*SHORT EXERCISE*.
Print all the data, keeping every line exactly as it is.
:: RECORDS TO USE ::
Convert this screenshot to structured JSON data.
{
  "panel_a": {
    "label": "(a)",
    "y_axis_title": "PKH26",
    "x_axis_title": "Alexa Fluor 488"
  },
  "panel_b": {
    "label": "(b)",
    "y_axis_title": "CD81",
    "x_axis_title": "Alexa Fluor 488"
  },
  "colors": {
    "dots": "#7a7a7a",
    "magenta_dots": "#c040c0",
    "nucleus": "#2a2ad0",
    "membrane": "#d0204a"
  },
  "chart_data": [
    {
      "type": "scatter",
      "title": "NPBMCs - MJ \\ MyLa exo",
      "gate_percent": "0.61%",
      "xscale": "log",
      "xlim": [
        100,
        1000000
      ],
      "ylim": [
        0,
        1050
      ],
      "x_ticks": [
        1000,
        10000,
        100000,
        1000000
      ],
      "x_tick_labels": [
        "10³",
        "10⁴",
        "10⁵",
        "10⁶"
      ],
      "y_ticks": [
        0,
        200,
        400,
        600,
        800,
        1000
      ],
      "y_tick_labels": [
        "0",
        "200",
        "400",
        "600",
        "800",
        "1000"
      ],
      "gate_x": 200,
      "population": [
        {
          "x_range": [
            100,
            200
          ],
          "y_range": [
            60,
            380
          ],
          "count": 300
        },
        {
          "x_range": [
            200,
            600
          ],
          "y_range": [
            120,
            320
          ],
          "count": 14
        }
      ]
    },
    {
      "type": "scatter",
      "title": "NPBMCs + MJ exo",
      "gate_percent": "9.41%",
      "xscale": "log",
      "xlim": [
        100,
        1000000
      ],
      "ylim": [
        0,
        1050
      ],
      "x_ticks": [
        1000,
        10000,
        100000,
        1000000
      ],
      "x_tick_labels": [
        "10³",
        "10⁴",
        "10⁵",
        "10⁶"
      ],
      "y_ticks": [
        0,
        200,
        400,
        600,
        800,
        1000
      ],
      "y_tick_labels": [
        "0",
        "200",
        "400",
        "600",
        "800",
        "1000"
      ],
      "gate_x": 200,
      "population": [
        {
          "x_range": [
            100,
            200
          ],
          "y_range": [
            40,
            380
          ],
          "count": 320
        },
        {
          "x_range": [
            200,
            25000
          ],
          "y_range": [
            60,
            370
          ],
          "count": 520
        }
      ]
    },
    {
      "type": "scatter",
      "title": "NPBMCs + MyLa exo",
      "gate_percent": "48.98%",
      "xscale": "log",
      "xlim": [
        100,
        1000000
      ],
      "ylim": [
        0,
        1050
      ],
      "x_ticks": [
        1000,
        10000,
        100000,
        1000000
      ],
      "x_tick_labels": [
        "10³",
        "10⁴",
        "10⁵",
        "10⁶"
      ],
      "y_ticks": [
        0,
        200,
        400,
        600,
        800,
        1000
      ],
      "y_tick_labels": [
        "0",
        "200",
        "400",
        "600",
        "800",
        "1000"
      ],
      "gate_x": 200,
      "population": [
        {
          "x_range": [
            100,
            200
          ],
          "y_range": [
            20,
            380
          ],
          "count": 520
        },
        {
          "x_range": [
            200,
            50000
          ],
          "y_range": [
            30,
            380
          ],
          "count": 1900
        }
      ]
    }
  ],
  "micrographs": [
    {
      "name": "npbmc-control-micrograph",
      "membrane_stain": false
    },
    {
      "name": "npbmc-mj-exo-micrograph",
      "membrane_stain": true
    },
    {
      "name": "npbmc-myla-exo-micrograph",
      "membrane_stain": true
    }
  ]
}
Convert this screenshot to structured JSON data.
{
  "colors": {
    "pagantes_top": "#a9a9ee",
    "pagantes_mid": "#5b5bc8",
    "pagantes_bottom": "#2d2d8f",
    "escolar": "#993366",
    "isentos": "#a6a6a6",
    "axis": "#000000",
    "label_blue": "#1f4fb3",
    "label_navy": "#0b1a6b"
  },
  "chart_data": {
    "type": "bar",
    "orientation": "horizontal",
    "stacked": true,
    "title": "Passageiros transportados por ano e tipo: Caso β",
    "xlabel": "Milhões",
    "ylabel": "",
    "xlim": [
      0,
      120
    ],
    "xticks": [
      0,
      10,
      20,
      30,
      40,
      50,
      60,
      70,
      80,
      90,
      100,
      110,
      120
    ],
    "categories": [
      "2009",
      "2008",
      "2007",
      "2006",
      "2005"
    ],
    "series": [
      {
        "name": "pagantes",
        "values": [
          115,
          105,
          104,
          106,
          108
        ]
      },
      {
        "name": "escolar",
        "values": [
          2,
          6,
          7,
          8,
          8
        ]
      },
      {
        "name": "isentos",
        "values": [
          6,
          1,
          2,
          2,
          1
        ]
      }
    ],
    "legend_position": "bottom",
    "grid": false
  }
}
:::
*ANSWER FOR THIS EXERCISE*.
Convert this screenshot to structured JSON data.
{
  "panel_a": {
    "label": "(a)",
    "y_axis_title": "PKH26",
    "x_axis_title": "Alexa Fluor 488"
  },
  "panel_b": {
    "label": "(b)",
    "y_axis_title": "CD81",
    "x_axis_title": "Alexa Fluor 488"
  },
  "colors": {
    "dots": "#7a7a7a",
    "magenta_dots": "#c040c0",
    "nucleus": "#2a2ad0",
    "membrane": "#d0204a"
  },
  "chart_data": [
    {
      "type": "scatter",
      "title": "NPBMCs - MJ \\ MyLa exo",
      "gate_percent": "0.61%",
      "xscale": "log",
      "xlim": [
        100,
        1000000
      ],
      "ylim": [
        0,
        1050
      ],
      "x_ticks": [
        1000,
        10000,
        100000,
        1000000
      ],
      "x_tick_labels": [
        "10³",
        "10⁴",
        "10⁵",
        "10⁶"
      ],
      "y_ticks": [
        0,
        200,
        400,
        600,
        800,
        1000
      ],
      "y_tick_labels": [
        "0",
        "200",
        "400",
        "600",
        "800",
        "1000"
      ],
      "gate_x": 200,
      "population": [
        {
          "x_range": [
            100,
            200
          ],
          "y_range": [
            60,
            380
          ],
          "count": 300
        },
        {
          "x_range": [
            200,
            600
          ],
          "y_range": [
            120,
            320
          ],
          "count": 14
        }
      ]
    },
    {
      "type": "scatter",
      "title": "NPBMCs + MJ exo",
      "gate_percent": "9.41%",
      "xscale": "log",
      "xlim": [
        100,
        1000000
      ],
      "ylim": [
        0,
        1050
      ],
      "x_ticks": [
        1000,
        10000,
        100000,
        1000000
      ],
      "x_tick_labels": [
        "10³",
        "10⁴",
        "10⁵",
        "10⁶"
      ],
      "y_ticks": [
        0,
        200,
        400,
        600,
        800,
        1000
      ],
      "y_tick_labels": [
        "0",
        "200",
        "400",
        "600",
        "800",
        "1000"
      ],
      "gate_x": 200,
      "population": [
        {
          "x_range": [
            100,
            200
          ],
          "y_range": [
            40,
            380
          ],
          "count": 320
        },
        {
          "x_range": [
            200,
            25000
          ],
          "y_range": [
            60,
            370
          ],
          "count": 520
        }
      ]
    },
    {
      "type": "scatter",
      "title": "NPBMCs + MyLa exo",
      "gate_percent": "48.98%",
      "xscale": "log",
      "xlim": [
        100,
        1000000
      ],
      "ylim": [
        0,
        1050
      ],
      "x_ticks": [
        1000,
        10000,
        100000,
        1000000
      ],
      "x_tick_labels": [
        "10³",
        "10⁴",
        "10⁵",
        "10⁶"
      ],
      "y_ticks": [
        0,
        200,
        400,
        600,
        800,
        1000
      ],
      "y_tick_labels": [
        "0",
        "200",
        "400",
        "600",
        "800",
        "1000"
      ],
      "gate_x": 200,
      "population": [
        {
          "x_range": [
            100,
            200
          ],
          "y_range": [
            20,
            380
          ],
          "count": 520
        },
        {
          "x_range": [
            200,
            50000
          ],
          "y_range": [
            30,
            380
          ],
          "count": 1900
        }
      ]
    }
  ],
  "micrographs": [
    {
      "name": "npbmc-control-micrograph",
      "membrane_stain": false
    },
    {
      "name": "npbmc-mj-exo-micrograph",
      "membrane_stain": true
    },
    {
      "name": "npbmc-myla-exo-micrograph",
      "membrane_stain": true
    }
  ]
}
Convert this screenshot to structured JSON data.
{
  "colors": {
    "pagantes_top": "#a9a9ee",
    "pagantes_mid": "#5b5bc8",
    "pagantes_bottom": "#2d2d8f",
    "escolar": "#993366",
    "isentos": "#a6a6a6",
    "axis": "#000000",
    "label_blue": "#1f4fb3",
    "label_navy": "#0b1a6b"
  },
  "chart_data": {
    "type": "bar",
    "orientation": "horizontal",
    "stacked": true,
    "title": "Passageiros transportados por ano e tipo: Caso β",
    "xlabel": "Milhões",
    "ylabel": "",
    "xlim": [
      0,
      120
    ],
    "xticks": [
      0,
      10,
      20,
      30,
      40,
      50,
      60,
      70,
      80,
      90,
      100,
      110,
      120
    ],
    "categories": [
      "2009",
      "2008",
      "2007",
      "2006",
      "2005"
    ],
    "series": [
      {
        "name": "pagantes",
        "values": [
          115,
          105,
          104,
          106,
          108
        ]
      },
      {
        "name": "escolar",
        "values": [
          2,
          6,
          7,
          8,
          8
        ]
      },
      {
        "name": "isentos",
        "values": [
          6,
          1,
          2,
          2,
          1
        ]
      }
    ],
    "legend_position": "bottom",
    "grid": false
  }
}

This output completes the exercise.